__PROBLEM TO SOLVE__:
Count every line that has "weight" in it and give the total, nothing more.

[Dataset listings of figures]
* BEGIN *
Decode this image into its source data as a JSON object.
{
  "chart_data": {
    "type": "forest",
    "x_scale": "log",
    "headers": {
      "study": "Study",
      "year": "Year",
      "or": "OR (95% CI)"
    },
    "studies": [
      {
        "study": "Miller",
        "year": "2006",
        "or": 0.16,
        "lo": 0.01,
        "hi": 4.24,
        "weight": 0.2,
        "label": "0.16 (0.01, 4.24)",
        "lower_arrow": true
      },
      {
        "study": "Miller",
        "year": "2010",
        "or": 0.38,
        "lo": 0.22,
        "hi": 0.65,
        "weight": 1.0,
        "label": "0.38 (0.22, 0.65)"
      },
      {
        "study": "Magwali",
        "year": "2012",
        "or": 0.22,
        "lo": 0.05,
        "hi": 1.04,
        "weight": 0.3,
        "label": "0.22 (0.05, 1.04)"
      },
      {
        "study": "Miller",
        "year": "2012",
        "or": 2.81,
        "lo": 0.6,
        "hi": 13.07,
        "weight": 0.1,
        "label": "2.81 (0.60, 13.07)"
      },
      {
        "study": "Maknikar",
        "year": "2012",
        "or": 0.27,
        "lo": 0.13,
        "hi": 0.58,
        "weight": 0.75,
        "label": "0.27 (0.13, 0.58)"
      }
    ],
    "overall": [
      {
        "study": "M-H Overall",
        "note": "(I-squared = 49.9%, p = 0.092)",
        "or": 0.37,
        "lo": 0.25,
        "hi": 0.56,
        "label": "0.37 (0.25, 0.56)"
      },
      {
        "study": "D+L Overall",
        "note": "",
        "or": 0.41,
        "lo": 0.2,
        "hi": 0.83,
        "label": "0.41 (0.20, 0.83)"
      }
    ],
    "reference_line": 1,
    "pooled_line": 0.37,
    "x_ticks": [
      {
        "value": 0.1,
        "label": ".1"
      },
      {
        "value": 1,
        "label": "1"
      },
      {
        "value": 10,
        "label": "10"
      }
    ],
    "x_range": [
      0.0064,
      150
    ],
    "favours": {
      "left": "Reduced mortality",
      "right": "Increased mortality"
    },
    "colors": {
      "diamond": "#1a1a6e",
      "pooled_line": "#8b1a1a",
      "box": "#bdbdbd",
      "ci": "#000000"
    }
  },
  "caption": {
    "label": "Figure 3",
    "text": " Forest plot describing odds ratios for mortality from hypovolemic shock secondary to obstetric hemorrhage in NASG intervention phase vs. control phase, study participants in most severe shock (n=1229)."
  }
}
* END *
* BEGIN *
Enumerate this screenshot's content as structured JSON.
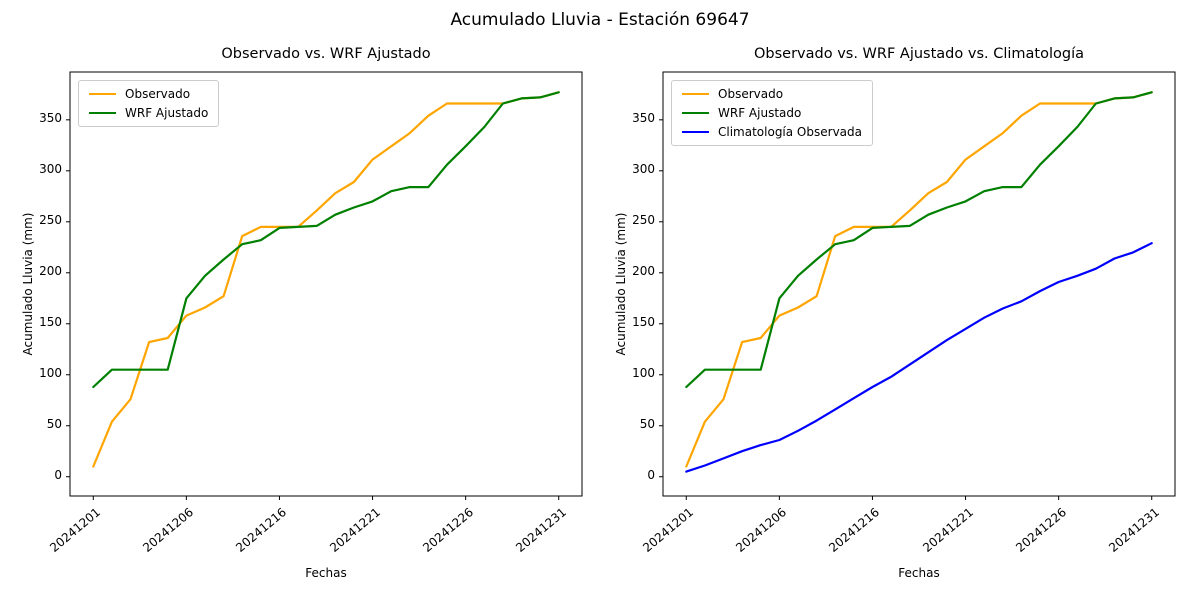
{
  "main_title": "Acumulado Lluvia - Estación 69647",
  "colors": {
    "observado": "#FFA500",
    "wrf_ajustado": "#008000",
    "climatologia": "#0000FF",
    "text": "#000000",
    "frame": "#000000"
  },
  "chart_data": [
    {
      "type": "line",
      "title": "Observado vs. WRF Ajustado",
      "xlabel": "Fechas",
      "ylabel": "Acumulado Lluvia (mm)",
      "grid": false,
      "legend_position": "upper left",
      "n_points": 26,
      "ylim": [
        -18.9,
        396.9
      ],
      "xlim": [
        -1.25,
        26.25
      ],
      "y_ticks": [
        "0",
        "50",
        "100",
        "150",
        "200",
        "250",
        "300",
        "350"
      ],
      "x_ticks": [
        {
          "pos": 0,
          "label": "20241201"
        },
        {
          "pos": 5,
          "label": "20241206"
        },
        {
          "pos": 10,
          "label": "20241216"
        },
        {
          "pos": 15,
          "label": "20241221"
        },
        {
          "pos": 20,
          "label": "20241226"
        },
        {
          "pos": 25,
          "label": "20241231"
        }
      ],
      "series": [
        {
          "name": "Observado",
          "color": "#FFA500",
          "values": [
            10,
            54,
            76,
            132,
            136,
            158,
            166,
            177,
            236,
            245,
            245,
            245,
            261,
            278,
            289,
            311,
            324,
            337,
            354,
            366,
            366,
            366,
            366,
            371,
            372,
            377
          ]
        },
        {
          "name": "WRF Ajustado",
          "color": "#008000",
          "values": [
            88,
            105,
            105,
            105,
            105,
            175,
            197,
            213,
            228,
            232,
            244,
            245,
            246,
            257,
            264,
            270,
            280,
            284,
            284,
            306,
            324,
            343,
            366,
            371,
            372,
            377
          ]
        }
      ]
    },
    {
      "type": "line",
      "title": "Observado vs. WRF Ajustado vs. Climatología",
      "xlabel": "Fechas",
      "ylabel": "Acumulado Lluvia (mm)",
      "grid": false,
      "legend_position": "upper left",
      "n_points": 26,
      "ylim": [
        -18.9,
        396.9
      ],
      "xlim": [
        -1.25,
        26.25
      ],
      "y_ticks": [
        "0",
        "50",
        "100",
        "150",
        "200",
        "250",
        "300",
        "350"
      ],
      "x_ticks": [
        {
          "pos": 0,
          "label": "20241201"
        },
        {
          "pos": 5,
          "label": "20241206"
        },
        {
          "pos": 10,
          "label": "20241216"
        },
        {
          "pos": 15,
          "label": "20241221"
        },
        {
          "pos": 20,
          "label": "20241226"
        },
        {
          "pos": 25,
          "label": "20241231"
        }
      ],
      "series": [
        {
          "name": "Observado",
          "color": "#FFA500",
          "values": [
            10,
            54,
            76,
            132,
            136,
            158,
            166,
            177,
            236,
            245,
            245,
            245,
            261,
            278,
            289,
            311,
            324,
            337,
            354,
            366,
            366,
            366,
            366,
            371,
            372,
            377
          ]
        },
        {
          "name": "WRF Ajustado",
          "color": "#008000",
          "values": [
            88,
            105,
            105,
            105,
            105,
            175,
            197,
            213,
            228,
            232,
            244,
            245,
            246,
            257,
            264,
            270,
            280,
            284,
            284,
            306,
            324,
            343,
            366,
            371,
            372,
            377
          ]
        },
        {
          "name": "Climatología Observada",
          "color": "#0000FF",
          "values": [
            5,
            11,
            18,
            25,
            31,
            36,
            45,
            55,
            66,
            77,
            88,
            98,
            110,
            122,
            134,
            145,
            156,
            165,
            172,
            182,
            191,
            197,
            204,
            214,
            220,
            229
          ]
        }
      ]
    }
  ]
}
* END *
__ANSWER TO THIS TASK__:
5